Direction »
Extract every entry word for word. Skip the pictures.

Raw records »
******************************

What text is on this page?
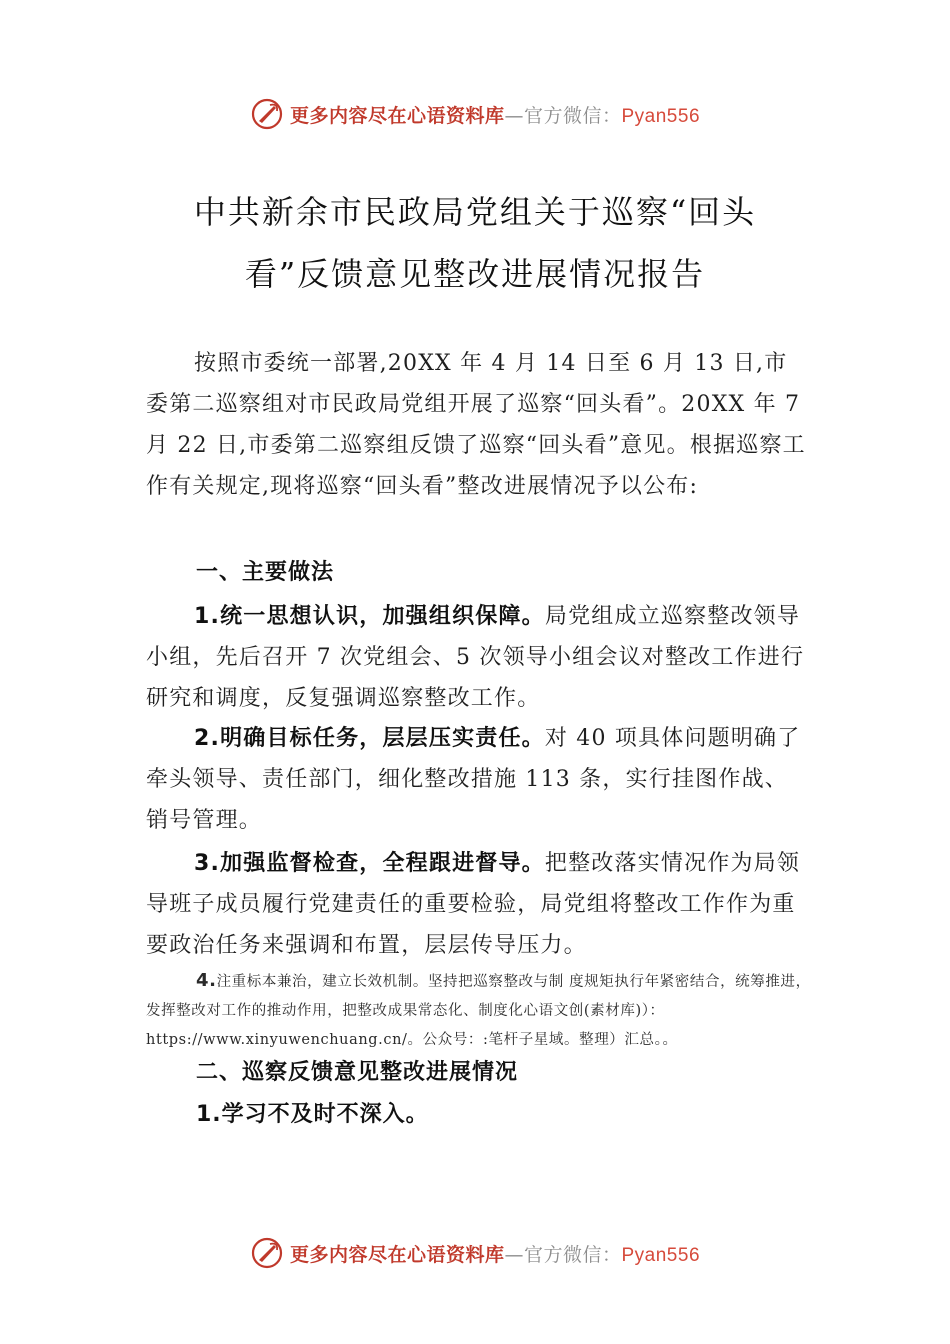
更多内容尽在心语资料库—官方微信：Pyan556
中共新余市民政局党组关于巡察“回头
看”反馈意见整改进展情况报告
按照市委统一部署,20XX 年 4 月 14 日至 6 月 13 日,市委第二巡察组对市民政局党组开展了巡察“回头看”。20XX 年 7 月 22 日,市委第二巡察组反馈了巡察“回头看”意见。根据巡察工作有关规定,现将巡察“回头看”整改进展情况予以公布:
一、主要做法
1.统一思想认识，加强组织保障。局党组成立巡察整改领导小组，先后召开 7 次党组会、5 次领导小组会议对整改工作进行研究和调度，反复强调巡察整改工作。
2.明确目标任务，层层压实责任。对 40 项具体问题明确了牵头领导、责任部门，细化整改措施 113 条，实行挂图作战、销号管理。
3.加强监督检查，全程跟进督导。把整改落实情况作为局领导班子成员履行党建责任的重要检验，局党组将整改工作作为重要政治任务来强调和布置，层层传导压力。
4.注重标本兼治，建立长效机制。坚持把巡察整改与制 度规矩执行年紧密结合，统筹推进，发挥整改对工作的推动作用，把整改成果常态化、制度化心语文创(素材库)）：https://www.xinyuwenchuang.cn/。公众号：:笔杆子星域。整理）汇总。。
二、巡察反馈意见整改进展情况
1.学习不及时不深入。
更多内容尽在心语资料库—官方微信：Pyan556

******************************

Answer »
What text is on this page?
更多内容尽在心语资料库—官方微信：Pyan556
中共新余市民政局党组关于巡察“回头
看”反馈意见整改进展情况报告
按照市委统一部署,20XX 年 4 月 14 日至 6 月 13 日,市委第二巡察组对市民政局党组开展了巡察“回头看”。20XX 年 7 月 22 日,市委第二巡察组反馈了巡察“回头看”意见。根据巡察工作有关规定,现将巡察“回头看”整改进展情况予以公布:
一、主要做法
1.统一思想认识，加强组织保障。局党组成立巡察整改领导小组，先后召开 7 次党组会、5 次领导小组会议对整改工作进行研究和调度，反复强调巡察整改工作。
2.明确目标任务，层层压实责任。对 40 项具体问题明确了牵头领导、责任部门，细化整改措施 113 条，实行挂图作战、销号管理。
3.加强监督检查，全程跟进督导。把整改落实情况作为局领导班子成员履行党建责任的重要检验，局党组将整改工作作为重要政治任务来强调和布置，层层传导压力。
4.注重标本兼治，建立长效机制。坚持把巡察整改与制 度规矩执行年紧密结合，统筹推进，发挥整改对工作的推动作用，把整改成果常态化、制度化心语文创(素材库)）：https://www.xinyuwenchuang.cn/。公众号：:笔杆子星域。整理）汇总。。
二、巡察反馈意见整改进展情况
1.学习不及时不深入。
更多内容尽在心语资料库—官方微信：Pyan556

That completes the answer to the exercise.